* WHAT IS REQUIRED: Show all lines from the data that include the word "content".

* MATERIAL PROVIDED:
================

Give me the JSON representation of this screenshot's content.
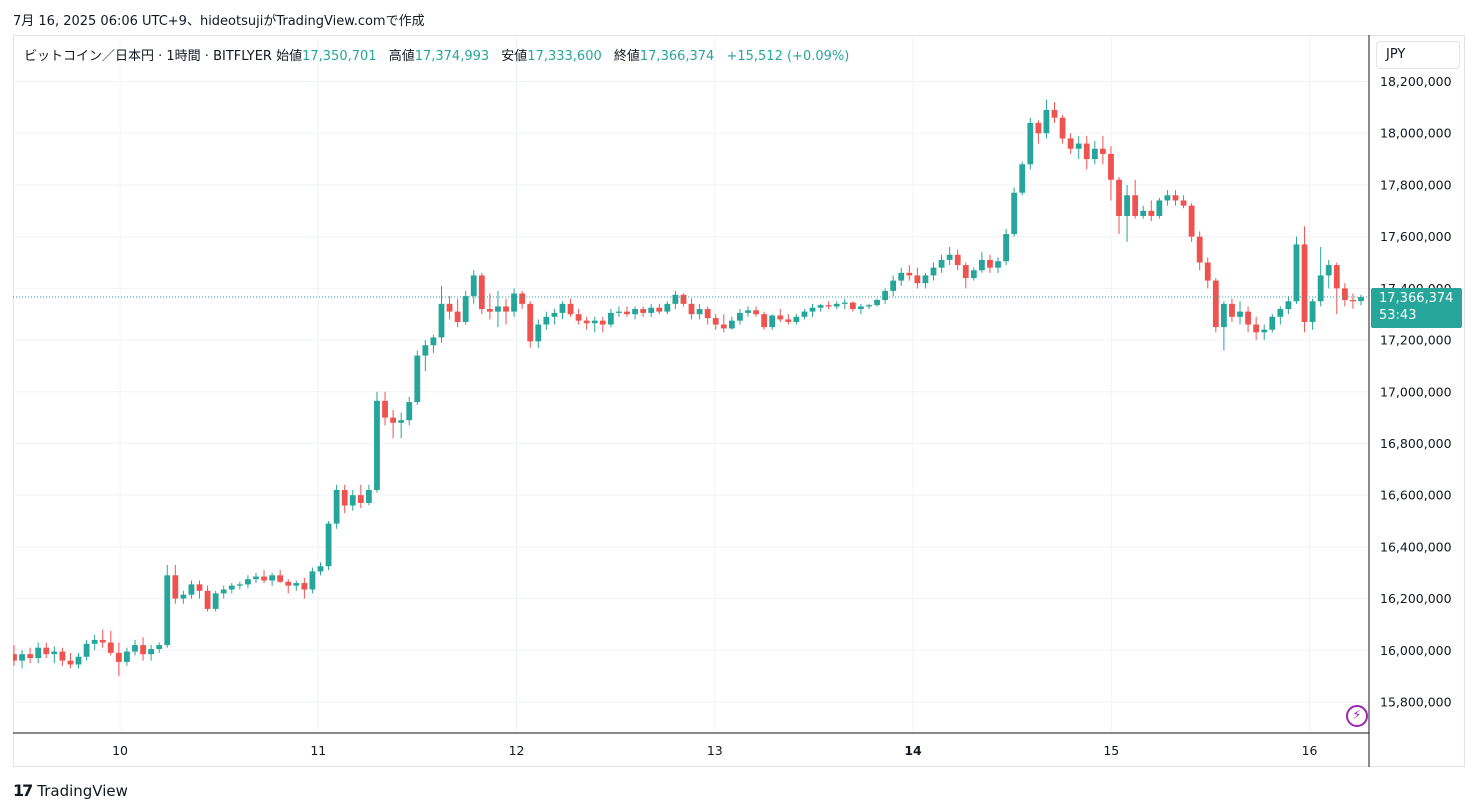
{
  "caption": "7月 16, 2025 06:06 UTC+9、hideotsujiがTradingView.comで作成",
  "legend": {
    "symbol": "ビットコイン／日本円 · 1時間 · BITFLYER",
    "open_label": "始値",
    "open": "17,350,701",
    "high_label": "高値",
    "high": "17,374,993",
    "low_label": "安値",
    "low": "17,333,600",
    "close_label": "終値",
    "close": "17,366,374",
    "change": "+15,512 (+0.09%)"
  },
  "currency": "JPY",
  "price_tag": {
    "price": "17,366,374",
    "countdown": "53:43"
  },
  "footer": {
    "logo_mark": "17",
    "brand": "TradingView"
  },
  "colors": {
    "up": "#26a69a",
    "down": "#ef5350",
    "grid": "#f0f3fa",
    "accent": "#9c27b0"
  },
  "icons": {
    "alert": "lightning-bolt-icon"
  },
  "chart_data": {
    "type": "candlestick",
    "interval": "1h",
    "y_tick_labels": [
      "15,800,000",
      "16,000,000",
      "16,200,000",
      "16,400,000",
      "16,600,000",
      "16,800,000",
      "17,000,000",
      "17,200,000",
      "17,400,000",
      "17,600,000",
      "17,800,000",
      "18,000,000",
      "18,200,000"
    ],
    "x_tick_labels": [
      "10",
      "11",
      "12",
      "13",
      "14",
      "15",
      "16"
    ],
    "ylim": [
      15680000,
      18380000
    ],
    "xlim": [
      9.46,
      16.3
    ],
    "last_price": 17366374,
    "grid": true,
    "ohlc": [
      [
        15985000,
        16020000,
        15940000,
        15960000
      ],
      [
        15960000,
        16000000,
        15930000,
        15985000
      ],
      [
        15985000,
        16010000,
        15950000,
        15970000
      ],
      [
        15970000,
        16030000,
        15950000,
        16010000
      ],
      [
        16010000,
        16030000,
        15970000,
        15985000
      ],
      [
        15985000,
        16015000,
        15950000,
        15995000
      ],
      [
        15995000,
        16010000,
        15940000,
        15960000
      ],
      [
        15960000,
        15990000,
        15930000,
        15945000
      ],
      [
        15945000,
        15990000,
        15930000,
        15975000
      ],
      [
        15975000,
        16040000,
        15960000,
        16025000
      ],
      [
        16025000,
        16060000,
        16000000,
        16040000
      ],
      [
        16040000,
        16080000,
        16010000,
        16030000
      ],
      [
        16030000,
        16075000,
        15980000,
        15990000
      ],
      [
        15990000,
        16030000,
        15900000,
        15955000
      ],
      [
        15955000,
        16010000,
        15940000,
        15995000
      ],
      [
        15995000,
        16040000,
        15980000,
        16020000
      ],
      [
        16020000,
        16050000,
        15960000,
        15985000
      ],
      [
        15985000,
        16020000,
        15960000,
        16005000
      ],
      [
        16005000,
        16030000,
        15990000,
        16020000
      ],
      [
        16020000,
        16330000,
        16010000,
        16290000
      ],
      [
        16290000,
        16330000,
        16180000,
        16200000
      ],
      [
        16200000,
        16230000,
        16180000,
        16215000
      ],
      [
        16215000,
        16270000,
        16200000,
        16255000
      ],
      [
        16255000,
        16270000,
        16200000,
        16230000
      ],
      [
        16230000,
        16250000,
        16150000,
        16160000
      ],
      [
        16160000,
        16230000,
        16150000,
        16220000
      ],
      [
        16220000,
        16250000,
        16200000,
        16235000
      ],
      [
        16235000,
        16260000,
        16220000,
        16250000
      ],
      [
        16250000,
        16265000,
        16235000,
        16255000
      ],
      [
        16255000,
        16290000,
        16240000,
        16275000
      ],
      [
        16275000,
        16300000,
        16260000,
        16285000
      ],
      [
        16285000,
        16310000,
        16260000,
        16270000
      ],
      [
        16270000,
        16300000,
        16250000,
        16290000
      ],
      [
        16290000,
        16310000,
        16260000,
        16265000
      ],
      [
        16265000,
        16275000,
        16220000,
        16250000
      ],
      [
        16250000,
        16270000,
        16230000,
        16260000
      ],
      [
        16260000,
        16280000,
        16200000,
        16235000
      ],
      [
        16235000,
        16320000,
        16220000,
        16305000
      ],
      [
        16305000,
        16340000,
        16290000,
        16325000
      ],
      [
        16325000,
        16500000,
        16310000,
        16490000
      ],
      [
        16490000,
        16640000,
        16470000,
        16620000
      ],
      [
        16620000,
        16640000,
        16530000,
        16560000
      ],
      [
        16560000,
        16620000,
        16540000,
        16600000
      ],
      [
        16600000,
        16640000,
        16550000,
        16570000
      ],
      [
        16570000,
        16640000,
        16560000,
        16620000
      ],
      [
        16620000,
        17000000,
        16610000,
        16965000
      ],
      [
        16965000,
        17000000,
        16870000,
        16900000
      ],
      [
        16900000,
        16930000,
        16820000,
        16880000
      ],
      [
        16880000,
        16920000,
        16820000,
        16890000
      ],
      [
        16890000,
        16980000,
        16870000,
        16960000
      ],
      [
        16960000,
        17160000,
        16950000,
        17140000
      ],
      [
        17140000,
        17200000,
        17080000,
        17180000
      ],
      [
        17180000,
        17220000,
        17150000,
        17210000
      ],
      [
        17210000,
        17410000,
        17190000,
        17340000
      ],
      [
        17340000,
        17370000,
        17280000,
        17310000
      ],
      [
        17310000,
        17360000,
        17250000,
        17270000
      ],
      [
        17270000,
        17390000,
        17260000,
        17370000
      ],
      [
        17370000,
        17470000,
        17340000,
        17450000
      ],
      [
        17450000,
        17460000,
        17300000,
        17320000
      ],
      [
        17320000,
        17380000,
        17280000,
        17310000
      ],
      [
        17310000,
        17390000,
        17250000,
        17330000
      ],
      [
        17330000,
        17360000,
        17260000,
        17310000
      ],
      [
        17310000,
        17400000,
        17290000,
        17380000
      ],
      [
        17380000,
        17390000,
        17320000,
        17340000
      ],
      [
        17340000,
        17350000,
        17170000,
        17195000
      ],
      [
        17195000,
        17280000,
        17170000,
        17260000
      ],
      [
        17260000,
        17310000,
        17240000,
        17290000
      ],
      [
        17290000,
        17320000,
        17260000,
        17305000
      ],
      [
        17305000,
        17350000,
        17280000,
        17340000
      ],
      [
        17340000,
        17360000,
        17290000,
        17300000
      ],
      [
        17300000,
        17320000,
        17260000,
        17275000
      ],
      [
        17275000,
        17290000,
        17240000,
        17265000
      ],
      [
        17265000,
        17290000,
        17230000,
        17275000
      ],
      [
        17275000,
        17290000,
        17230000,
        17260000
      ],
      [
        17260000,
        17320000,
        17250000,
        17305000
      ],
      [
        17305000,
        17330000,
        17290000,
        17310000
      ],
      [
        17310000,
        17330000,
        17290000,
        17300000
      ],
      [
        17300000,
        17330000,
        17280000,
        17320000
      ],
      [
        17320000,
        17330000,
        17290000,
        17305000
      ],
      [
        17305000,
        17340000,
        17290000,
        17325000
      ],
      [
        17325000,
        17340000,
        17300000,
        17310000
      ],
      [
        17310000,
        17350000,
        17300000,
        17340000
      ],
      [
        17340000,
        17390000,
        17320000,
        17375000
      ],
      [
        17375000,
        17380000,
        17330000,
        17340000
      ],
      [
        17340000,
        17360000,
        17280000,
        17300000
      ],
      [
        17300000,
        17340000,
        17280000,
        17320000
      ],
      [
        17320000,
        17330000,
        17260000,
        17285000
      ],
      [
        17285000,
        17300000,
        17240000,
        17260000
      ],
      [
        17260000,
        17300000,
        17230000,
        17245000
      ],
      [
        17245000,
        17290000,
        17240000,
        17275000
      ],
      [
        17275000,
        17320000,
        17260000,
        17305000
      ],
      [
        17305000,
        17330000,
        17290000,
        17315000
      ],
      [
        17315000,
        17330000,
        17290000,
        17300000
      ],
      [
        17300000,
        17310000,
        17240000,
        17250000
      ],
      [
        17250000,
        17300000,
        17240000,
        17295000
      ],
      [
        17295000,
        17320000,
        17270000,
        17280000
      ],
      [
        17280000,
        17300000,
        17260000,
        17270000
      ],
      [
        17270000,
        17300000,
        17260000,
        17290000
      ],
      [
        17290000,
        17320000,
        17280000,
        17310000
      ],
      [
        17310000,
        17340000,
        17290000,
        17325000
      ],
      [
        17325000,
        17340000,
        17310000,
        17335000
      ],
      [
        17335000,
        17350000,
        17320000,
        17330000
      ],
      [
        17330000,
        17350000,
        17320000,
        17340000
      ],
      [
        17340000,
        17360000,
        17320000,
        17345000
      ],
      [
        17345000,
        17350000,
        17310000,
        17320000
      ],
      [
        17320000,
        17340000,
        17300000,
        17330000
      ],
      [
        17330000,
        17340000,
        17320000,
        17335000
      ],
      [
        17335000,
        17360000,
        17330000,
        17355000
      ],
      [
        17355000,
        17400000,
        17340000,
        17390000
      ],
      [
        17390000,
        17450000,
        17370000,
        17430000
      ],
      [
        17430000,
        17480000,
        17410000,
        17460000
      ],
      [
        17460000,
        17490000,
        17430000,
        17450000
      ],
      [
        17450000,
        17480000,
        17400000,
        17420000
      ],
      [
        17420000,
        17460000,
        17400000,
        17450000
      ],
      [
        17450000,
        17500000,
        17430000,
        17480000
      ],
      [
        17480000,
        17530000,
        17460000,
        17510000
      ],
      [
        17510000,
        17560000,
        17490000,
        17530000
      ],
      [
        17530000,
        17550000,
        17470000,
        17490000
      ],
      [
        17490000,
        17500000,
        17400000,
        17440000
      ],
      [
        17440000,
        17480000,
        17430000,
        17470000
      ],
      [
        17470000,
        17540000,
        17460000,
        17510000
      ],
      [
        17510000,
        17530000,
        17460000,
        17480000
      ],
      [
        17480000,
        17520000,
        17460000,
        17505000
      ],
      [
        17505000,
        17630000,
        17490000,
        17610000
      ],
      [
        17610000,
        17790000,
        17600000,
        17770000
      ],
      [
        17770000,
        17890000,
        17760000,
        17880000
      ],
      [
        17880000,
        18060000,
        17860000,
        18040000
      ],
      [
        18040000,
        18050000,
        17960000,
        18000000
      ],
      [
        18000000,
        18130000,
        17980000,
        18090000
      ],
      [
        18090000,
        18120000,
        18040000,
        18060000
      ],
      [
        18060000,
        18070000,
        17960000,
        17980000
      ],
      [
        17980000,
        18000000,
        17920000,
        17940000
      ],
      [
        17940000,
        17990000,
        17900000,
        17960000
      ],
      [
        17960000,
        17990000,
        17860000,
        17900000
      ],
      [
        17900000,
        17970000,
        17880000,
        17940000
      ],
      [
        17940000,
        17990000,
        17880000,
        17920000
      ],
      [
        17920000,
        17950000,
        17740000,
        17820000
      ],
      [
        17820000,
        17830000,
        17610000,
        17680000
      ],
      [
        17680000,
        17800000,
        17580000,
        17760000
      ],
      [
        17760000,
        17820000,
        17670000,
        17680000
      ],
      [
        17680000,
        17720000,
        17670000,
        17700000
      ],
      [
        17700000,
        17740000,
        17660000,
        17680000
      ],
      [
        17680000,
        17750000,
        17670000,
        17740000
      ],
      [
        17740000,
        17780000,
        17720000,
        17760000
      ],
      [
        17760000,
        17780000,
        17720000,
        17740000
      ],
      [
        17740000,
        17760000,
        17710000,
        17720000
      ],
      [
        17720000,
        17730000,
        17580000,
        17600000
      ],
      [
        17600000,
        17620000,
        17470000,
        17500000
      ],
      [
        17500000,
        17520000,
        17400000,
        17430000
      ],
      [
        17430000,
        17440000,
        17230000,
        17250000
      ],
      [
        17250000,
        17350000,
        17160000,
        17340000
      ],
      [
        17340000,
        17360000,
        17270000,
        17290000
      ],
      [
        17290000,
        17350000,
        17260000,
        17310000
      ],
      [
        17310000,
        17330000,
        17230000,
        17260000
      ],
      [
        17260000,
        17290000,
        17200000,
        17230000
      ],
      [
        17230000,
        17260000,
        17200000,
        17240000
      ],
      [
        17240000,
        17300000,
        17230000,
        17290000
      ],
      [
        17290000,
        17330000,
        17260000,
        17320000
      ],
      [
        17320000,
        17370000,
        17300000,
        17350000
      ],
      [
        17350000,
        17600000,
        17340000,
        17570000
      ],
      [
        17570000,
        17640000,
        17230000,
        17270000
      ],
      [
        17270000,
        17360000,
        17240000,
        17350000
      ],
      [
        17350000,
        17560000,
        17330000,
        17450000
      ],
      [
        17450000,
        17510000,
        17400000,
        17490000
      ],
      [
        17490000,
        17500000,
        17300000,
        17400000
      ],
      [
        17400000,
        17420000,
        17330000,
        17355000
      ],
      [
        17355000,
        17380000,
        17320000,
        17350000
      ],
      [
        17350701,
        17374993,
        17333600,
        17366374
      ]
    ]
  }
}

================

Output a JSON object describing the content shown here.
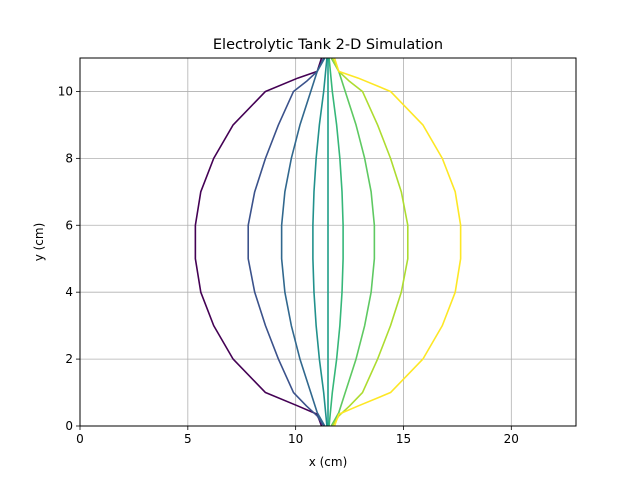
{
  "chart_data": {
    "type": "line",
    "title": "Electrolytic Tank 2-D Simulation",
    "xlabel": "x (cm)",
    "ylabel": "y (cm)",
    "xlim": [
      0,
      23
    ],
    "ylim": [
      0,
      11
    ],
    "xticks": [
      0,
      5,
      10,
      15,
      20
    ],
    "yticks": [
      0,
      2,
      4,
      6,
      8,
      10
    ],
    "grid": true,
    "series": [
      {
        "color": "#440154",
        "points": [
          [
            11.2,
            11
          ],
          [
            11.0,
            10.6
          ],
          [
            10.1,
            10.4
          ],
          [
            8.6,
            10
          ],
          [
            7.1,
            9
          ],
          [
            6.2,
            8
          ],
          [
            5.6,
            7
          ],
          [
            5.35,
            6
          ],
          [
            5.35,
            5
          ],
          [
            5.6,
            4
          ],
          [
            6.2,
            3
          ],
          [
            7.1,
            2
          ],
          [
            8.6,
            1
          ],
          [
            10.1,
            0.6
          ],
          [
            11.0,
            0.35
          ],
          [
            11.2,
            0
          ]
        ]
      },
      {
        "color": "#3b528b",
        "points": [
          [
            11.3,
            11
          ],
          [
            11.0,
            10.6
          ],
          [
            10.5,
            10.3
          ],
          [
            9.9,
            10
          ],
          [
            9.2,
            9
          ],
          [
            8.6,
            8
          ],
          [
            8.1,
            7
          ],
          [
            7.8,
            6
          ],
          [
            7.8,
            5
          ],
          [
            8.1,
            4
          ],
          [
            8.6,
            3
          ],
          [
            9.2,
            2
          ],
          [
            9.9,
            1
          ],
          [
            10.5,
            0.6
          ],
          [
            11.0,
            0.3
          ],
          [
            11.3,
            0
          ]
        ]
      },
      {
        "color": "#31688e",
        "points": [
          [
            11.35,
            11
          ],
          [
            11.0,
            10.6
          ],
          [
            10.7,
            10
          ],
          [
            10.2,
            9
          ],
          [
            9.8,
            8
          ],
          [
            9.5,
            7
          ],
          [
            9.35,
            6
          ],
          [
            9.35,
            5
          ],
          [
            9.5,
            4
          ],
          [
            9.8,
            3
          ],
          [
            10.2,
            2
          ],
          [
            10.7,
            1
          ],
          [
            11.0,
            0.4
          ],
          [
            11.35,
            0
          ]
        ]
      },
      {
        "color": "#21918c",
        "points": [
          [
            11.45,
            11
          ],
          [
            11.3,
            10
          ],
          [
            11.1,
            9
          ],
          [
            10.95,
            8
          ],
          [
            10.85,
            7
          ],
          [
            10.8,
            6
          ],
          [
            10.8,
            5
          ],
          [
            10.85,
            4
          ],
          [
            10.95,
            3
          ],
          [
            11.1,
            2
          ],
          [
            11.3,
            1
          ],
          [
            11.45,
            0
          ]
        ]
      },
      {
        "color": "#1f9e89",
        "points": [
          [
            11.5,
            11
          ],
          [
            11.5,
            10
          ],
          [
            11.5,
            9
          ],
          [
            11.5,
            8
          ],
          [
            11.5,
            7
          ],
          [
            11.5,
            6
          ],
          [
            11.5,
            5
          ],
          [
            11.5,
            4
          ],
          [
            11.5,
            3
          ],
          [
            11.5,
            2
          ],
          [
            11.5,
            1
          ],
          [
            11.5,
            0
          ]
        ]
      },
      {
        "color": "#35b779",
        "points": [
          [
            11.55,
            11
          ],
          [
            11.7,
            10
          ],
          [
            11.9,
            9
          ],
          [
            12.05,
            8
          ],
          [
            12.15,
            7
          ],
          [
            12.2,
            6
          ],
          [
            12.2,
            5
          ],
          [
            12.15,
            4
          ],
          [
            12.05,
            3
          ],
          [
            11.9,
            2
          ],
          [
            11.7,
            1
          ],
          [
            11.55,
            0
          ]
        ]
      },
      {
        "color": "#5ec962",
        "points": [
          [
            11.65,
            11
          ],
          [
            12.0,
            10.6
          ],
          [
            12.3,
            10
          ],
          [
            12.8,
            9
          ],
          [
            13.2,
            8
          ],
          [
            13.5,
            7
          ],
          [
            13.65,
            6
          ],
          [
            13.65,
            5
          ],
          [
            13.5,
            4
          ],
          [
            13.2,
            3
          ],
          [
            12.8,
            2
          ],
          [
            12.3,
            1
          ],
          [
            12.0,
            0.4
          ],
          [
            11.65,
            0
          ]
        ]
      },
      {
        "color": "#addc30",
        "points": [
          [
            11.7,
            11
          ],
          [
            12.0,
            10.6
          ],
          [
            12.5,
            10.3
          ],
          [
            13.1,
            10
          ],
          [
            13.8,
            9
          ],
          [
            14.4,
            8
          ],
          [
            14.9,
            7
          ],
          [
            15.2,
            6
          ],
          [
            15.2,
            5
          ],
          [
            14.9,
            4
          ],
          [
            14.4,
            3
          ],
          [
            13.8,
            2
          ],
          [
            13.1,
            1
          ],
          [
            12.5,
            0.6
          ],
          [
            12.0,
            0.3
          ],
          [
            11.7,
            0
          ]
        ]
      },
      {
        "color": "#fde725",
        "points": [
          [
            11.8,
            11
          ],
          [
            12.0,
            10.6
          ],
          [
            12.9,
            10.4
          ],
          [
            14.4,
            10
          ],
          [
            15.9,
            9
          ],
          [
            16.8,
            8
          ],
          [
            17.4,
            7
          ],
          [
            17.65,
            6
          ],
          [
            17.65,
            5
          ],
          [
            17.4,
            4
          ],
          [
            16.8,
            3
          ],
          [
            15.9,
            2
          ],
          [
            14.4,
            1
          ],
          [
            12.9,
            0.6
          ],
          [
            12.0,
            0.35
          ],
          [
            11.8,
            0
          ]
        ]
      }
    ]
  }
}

================

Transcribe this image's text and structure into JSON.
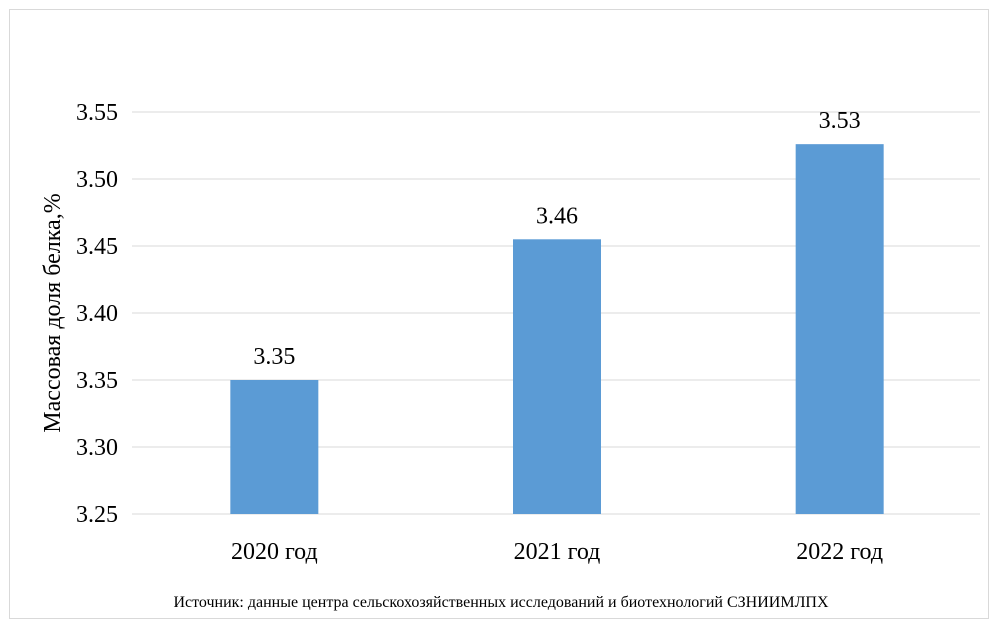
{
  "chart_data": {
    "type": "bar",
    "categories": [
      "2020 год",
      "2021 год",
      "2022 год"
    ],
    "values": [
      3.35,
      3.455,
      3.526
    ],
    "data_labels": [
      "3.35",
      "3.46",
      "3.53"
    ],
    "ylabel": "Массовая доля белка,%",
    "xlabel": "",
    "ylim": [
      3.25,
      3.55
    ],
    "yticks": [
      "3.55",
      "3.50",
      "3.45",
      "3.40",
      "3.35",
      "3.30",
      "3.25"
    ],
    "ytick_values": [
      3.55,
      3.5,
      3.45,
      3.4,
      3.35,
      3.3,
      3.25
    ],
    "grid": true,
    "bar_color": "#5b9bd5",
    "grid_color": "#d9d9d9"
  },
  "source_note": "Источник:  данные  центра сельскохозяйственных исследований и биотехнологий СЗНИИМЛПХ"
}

================

* ANSWER TO THE TASK:
Give me the JSON representation of this screenshot's content.
Output a JSON object describing the content shown here.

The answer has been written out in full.